- **REQUIREMENT**
Which lines hold the word "stopa"? Copy each one.

......

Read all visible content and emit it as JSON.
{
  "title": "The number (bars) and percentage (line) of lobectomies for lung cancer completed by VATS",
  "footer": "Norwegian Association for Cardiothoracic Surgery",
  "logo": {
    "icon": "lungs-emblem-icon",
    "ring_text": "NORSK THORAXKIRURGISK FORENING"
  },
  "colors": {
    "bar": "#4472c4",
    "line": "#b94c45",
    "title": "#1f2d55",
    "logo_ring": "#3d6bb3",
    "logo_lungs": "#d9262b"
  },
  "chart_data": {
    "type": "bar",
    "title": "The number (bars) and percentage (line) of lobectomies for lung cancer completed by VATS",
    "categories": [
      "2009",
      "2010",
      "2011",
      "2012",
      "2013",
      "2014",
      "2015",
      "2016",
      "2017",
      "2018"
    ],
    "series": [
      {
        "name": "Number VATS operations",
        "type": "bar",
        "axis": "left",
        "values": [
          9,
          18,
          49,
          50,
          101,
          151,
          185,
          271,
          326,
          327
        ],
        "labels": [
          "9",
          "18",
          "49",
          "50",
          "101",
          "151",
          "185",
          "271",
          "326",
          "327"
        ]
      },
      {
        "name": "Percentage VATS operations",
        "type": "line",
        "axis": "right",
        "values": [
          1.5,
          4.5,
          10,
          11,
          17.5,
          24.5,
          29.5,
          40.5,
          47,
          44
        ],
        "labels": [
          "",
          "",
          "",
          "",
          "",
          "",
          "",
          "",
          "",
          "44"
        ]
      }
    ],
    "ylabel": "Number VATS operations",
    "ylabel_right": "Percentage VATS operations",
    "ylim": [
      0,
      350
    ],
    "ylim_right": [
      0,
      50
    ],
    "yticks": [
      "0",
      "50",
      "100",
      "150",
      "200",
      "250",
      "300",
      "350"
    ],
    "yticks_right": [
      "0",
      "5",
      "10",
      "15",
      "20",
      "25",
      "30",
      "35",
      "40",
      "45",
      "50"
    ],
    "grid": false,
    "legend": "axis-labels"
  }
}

......

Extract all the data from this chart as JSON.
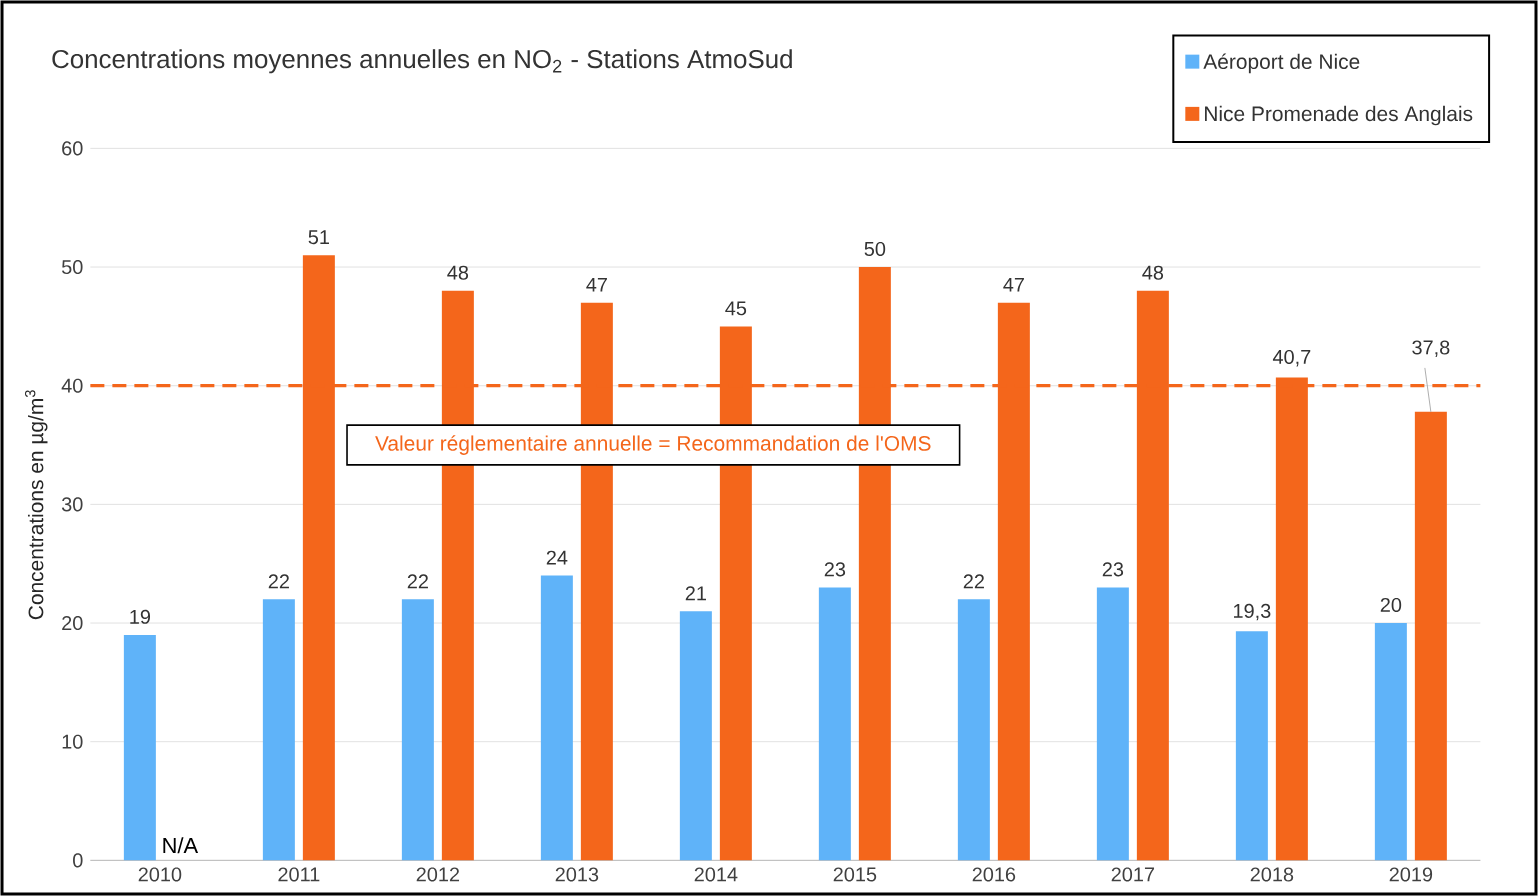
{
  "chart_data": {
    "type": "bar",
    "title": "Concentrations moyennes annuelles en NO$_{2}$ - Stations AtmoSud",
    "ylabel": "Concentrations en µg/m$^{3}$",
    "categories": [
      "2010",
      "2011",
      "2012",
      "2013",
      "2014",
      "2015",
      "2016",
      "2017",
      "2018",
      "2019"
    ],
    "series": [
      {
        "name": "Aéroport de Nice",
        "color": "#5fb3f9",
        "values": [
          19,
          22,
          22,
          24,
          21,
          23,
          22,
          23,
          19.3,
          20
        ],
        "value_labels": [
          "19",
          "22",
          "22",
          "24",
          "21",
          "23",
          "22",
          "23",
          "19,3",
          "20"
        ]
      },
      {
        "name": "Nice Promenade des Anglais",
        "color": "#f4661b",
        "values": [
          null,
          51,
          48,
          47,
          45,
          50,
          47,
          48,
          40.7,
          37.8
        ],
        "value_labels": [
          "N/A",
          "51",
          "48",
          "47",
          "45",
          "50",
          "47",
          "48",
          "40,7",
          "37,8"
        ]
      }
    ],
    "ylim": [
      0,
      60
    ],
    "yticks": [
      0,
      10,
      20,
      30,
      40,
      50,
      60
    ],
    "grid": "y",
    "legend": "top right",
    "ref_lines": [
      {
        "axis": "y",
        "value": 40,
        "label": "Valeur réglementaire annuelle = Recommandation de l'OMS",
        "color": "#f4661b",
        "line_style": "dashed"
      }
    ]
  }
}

......

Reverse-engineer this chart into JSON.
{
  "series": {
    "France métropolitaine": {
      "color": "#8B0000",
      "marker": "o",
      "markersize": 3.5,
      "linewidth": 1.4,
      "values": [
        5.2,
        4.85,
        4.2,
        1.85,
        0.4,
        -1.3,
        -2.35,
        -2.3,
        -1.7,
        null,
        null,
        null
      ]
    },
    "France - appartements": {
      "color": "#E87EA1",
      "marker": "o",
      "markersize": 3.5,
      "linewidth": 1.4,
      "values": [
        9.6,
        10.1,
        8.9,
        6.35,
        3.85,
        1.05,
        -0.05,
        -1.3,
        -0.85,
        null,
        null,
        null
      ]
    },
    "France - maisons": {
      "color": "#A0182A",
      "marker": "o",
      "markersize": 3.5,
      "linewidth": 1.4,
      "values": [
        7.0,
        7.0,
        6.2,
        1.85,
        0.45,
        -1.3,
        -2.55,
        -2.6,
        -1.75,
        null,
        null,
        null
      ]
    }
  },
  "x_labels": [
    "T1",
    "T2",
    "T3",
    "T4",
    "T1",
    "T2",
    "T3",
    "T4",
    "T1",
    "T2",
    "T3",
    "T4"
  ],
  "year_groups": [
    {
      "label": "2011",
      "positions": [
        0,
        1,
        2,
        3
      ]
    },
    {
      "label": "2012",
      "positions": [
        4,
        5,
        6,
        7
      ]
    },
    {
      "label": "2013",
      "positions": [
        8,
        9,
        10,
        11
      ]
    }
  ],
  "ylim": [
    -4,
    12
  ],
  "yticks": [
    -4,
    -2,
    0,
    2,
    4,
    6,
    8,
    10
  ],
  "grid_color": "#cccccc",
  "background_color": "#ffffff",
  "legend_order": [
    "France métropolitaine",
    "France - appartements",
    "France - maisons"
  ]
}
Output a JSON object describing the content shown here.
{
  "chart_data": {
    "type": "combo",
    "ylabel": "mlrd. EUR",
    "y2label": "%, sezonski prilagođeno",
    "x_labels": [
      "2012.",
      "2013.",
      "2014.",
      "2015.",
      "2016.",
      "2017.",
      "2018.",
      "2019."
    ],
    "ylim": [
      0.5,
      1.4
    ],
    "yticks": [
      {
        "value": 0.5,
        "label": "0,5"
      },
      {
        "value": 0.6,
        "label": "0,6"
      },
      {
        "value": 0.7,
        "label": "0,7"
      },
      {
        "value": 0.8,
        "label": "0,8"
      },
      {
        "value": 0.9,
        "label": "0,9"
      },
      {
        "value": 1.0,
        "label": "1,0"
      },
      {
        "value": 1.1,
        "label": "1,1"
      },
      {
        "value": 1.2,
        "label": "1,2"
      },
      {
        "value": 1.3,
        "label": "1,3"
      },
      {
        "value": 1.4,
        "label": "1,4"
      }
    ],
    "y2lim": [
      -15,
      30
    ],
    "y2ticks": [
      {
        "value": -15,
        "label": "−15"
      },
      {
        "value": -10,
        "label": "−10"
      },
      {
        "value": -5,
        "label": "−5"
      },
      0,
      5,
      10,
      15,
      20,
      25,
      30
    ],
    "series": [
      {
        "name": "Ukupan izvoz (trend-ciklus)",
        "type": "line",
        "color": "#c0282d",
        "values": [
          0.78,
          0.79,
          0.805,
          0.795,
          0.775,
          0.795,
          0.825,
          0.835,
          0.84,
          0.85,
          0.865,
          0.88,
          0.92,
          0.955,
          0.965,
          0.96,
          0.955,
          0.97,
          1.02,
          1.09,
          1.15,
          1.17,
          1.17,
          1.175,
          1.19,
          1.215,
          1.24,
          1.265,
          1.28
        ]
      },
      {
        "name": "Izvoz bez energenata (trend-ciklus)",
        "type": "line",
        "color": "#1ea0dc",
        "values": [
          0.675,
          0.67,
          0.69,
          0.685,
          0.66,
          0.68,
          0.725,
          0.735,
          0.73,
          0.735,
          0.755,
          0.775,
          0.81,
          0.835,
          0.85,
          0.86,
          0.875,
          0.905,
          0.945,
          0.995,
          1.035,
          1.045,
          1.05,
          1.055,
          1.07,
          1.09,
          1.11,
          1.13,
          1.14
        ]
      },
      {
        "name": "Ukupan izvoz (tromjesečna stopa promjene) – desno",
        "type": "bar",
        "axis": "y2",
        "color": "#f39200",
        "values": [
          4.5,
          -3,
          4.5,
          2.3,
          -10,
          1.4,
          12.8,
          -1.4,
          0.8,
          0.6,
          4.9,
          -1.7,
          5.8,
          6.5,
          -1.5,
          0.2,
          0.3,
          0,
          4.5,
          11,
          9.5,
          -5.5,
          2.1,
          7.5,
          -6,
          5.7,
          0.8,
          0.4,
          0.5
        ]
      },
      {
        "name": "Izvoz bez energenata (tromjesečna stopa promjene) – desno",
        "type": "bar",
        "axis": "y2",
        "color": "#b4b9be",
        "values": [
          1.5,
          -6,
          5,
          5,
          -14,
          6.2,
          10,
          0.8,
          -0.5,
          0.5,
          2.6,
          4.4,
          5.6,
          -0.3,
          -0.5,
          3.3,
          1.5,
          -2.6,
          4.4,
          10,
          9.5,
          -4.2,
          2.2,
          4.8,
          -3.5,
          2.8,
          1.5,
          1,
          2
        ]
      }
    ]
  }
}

......

- **CORRECT RESPONSE**
        "name": "Ukupan izvoz (tromjesečna stopa promjene) – desno",
        "name": "Izvoz bez energenata (tromjesečna stopa promjene) – desno",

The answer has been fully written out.